Goal: Write out every entry exactly as it appears.

# Start of Given records

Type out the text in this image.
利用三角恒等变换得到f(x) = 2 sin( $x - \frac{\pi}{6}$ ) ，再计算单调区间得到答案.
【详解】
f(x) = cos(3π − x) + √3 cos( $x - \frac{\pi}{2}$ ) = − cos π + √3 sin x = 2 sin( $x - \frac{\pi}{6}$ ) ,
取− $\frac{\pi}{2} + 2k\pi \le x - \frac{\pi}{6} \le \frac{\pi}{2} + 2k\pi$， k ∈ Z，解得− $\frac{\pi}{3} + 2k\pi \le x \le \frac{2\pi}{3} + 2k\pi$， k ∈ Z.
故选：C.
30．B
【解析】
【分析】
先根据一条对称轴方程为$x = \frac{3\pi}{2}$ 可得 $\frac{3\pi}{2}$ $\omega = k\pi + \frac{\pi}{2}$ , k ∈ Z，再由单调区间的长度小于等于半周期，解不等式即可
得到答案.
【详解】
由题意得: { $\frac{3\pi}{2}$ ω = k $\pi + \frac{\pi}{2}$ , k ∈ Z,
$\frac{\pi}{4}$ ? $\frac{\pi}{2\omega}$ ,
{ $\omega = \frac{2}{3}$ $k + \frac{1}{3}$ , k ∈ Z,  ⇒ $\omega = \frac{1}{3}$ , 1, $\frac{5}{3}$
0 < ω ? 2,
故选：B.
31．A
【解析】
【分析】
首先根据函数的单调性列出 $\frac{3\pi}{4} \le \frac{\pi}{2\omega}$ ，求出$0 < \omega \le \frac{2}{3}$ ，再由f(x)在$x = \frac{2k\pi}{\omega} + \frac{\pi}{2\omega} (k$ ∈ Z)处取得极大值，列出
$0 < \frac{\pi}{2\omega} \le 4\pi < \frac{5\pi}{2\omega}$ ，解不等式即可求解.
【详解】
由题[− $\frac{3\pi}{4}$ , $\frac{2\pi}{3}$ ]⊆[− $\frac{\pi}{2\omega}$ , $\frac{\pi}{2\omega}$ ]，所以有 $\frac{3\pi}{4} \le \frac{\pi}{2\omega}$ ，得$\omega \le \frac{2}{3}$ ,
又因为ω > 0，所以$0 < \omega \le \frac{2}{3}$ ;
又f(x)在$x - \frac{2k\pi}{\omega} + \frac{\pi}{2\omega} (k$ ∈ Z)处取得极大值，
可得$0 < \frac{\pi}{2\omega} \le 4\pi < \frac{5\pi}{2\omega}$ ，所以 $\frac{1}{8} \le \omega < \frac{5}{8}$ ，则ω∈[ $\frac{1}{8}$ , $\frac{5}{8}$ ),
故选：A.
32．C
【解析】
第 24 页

# End of Given records

Solved exercise:
Type out the text in this image.
利用三角恒等变换得到f(x) = 2 sin( $x - \frac{\pi}{6}$ ) ，再计算单调区间得到答案.
【详解】
f(x) = cos(3π − x) + √3 cos( $x - \frac{\pi}{2}$ ) = − cos π + √3 sin x = 2 sin( $x - \frac{\pi}{6}$ ) ,
取− $\frac{\pi}{2} + 2k\pi \le x - \frac{\pi}{6} \le \frac{\pi}{2} + 2k\pi$， k ∈ Z，解得− $\frac{\pi}{3} + 2k\pi \le x \le \frac{2\pi}{3} + 2k\pi$， k ∈ Z.
故选：C.
30．B
【解析】
【分析】
先根据一条对称轴方程为$x = \frac{3\pi}{2}$ 可得 $\frac{3\pi}{2}$ $\omega = k\pi + \frac{\pi}{2}$ , k ∈ Z，再由单调区间的长度小于等于半周期，解不等式即可
得到答案.
【详解】
由题意得: { $\frac{3\pi}{2}$ ω = k $\pi + \frac{\pi}{2}$ , k ∈ Z,
$\frac{\pi}{4}$ ? $\frac{\pi}{2\omega}$ ,
{ $\omega = \frac{2}{3}$ $k + \frac{1}{3}$ , k ∈ Z,  ⇒ $\omega = \frac{1}{3}$ , 1, $\frac{5}{3}$
0 < ω ? 2,
故选：B.
31．A
【解析】
【分析】
首先根据函数的单调性列出 $\frac{3\pi}{4} \le \frac{\pi}{2\omega}$ ，求出$0 < \omega \le \frac{2}{3}$ ，再由f(x)在$x = \frac{2k\pi}{\omega} + \frac{\pi}{2\omega} (k$ ∈ Z)处取得极大值，列出
$0 < \frac{\pi}{2\omega} \le 4\pi < \frac{5\pi}{2\omega}$ ，解不等式即可求解.
【详解】
由题[− $\frac{3\pi}{4}$ , $\frac{2\pi}{3}$ ]⊆[− $\frac{\pi}{2\omega}$ , $\frac{\pi}{2\omega}$ ]，所以有 $\frac{3\pi}{4} \le \frac{\pi}{2\omega}$ ，得$\omega \le \frac{2}{3}$ ,
又因为ω > 0，所以$0 < \omega \le \frac{2}{3}$ ;
又f(x)在$x - \frac{2k\pi}{\omega} + \frac{\pi}{2\omega} (k$ ∈ Z)处取得极大值，
可得$0 < \frac{\pi}{2\omega} \le 4\pi < \frac{5\pi}{2\omega}$ ，所以 $\frac{1}{8} \le \omega < \frac{5}{8}$ ，则ω∈[ $\frac{1}{8}$ , $\frac{5}{8}$ ),
故选：A.
32．C
【解析】
第 24 页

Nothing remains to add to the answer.